Extracted records
● ● ● ●
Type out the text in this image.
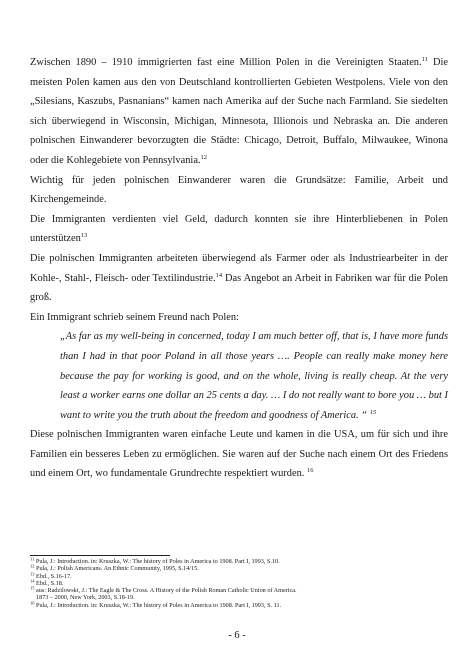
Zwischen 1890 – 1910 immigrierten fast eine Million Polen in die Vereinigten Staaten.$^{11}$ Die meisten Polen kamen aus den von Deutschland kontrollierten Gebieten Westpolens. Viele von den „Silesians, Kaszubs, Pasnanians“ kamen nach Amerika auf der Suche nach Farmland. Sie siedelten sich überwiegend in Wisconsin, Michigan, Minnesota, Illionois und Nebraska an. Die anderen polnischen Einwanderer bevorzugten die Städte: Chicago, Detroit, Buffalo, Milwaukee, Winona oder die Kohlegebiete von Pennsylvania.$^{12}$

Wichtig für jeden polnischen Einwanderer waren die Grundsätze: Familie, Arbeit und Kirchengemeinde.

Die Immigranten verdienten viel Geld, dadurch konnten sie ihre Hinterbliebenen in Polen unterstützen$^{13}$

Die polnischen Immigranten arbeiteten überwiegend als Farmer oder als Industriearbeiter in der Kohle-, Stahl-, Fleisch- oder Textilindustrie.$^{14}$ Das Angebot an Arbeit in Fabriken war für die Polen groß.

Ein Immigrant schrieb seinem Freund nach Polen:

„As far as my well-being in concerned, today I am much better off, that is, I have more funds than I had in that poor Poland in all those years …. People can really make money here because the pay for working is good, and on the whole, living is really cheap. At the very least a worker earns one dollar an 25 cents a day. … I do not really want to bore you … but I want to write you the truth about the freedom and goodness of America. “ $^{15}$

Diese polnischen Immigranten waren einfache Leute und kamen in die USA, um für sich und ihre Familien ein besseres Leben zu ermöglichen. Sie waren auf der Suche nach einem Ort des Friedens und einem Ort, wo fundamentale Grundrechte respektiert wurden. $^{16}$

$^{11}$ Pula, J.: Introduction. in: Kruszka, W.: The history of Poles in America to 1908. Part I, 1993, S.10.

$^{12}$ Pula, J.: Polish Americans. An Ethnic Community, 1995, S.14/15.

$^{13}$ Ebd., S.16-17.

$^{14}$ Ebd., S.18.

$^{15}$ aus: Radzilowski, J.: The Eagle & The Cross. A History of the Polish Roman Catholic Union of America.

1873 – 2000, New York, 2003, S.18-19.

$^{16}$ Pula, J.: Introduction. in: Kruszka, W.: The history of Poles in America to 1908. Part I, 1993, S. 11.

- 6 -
● ● ● ●
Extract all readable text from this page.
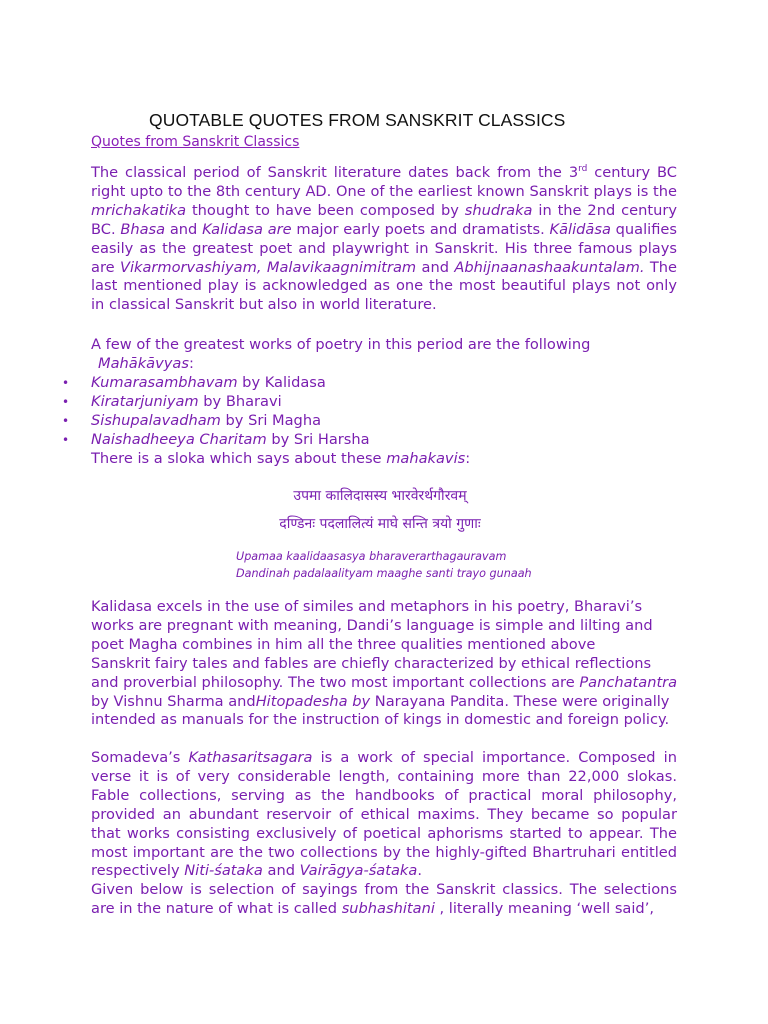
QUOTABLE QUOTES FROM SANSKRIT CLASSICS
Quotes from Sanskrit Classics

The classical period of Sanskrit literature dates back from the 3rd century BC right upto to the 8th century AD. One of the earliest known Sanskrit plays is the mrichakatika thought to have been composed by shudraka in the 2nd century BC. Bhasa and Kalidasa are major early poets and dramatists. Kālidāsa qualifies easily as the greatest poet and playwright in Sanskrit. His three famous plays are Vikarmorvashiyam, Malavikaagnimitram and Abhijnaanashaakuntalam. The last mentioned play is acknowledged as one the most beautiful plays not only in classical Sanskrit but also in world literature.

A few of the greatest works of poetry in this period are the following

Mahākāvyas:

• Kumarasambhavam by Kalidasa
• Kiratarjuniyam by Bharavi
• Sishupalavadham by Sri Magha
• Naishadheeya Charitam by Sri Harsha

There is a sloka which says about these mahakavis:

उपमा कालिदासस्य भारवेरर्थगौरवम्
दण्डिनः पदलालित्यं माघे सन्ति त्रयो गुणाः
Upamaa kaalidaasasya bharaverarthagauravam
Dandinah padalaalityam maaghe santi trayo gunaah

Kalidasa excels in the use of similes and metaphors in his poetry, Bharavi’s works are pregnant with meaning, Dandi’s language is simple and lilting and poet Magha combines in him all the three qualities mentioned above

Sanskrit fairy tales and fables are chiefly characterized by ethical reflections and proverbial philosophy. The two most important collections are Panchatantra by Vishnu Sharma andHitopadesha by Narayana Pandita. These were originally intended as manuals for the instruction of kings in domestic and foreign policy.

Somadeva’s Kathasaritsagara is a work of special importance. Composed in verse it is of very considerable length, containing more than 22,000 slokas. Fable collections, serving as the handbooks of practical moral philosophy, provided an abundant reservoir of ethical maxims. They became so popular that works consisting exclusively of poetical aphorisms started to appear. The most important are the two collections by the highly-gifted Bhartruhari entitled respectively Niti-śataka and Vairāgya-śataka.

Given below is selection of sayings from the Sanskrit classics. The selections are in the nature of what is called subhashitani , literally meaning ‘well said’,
● ● ● ●
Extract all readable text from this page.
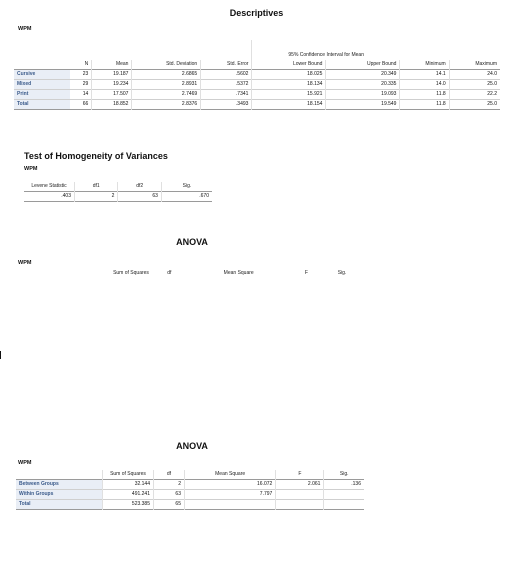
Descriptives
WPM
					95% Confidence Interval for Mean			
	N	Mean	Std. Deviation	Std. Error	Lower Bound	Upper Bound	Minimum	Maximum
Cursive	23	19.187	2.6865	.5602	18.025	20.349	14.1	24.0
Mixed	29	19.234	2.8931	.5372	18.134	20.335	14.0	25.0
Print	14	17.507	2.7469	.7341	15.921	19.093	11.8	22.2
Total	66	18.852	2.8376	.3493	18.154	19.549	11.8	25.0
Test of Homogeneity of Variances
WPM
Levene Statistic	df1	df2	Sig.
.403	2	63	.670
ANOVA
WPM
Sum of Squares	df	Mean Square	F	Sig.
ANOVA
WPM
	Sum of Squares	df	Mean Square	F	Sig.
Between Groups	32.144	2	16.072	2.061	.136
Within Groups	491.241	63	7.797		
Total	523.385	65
● ● ● ●
> **WHAT TO DO**: Search the records for the string "polnischen" and return every line in which it occurs.

> **FINISHED TASK**:
Zwischen 1890 – 1910 immigrierten fast eine Million Polen in die Vereinigten Staaten.$^{11}$ Die meisten Polen kamen aus den von Deutschland kontrollierten Gebieten Westpolens. Viele von den „Silesians, Kaszubs, Pasnanians“ kamen nach Amerika auf der Suche nach Farmland. Sie siedelten sich überwiegend in Wisconsin, Michigan, Minnesota, Illionois und Nebraska an. Die anderen polnischen Einwanderer bevorzugten die Städte: Chicago, Detroit, Buffalo, Milwaukee, Winona oder die Kohlegebiete von Pennsylvania.$^{12}$
Wichtig für jeden polnischen Einwanderer waren die Grundsätze: Familie, Arbeit und Kirchengemeinde.
Die polnischen Immigranten arbeiteten überwiegend als Farmer oder als Industriearbeiter in der Kohle-, Stahl-, Fleisch- oder Textilindustrie.$^{14}$ Das Angebot an Arbeit in Fabriken war für die Polen groß.
Diese polnischen Immigranten waren einfache Leute und kamen in die USA, um für sich und ihre Familien ein besseres Leben zu ermöglichen. Sie waren auf der Suche nach einem Ort des Friedens und einem Ort, wo fundamentale Grundrechte respektiert wurden. $^{16}$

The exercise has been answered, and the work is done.